++++ The data ++++
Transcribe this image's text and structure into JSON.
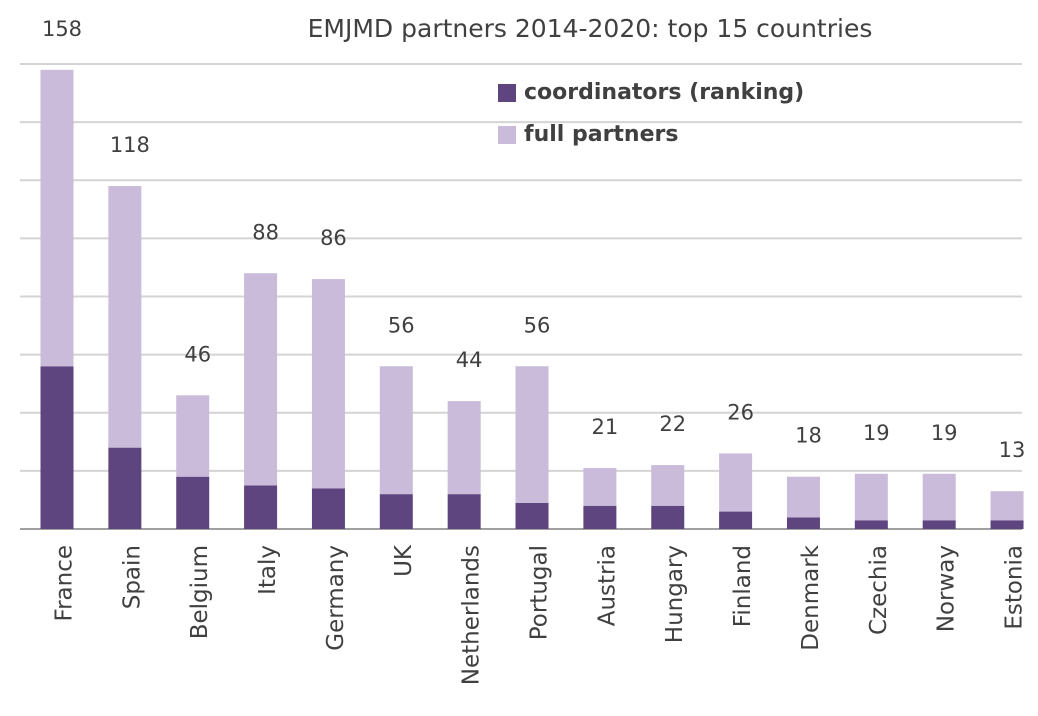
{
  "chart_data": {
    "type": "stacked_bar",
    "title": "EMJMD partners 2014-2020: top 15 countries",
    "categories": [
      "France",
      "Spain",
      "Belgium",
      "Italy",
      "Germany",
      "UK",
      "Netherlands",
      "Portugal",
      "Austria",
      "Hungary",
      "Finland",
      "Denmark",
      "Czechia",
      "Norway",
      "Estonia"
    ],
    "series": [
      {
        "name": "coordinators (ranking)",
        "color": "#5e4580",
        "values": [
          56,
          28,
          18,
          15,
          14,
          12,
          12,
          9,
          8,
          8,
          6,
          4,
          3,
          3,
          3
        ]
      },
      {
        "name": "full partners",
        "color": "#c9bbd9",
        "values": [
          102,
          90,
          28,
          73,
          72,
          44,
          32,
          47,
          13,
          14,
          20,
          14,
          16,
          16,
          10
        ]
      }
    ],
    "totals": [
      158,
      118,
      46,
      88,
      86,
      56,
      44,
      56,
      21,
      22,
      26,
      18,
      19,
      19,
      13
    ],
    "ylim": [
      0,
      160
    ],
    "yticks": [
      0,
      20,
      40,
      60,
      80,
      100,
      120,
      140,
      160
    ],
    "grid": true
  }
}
++++
What is expected = Transcribe all the records above word for word, without their images.

Solution for this exercise =
Transcribe this image's text and structure into JSON.
{
  "chart_data": {
    "type": "stacked_bar",
    "title": "EMJMD partners 2014-2020: top 15 countries",
    "categories": [
      "France",
      "Spain",
      "Belgium",
      "Italy",
      "Germany",
      "UK",
      "Netherlands",
      "Portugal",
      "Austria",
      "Hungary",
      "Finland",
      "Denmark",
      "Czechia",
      "Norway",
      "Estonia"
    ],
    "series": [
      {
        "name": "coordinators (ranking)",
        "color": "#5e4580",
        "values": [
          56,
          28,
          18,
          15,
          14,
          12,
          12,
          9,
          8,
          8,
          6,
          4,
          3,
          3,
          3
        ]
      },
      {
        "name": "full partners",
        "color": "#c9bbd9",
        "values": [
          102,
          90,
          28,
          73,
          72,
          44,
          32,
          47,
          13,
          14,
          20,
          14,
          16,
          16,
          10
        ]
      }
    ],
    "totals": [
      158,
      118,
      46,
      88,
      86,
      56,
      44,
      56,
      21,
      22,
      26,
      18,
      19,
      19,
      13
    ],
    "ylim": [
      0,
      160
    ],
    "yticks": [
      0,
      20,
      40,
      60,
      80,
      100,
      120,
      140,
      160
    ],
    "grid": true
  }
}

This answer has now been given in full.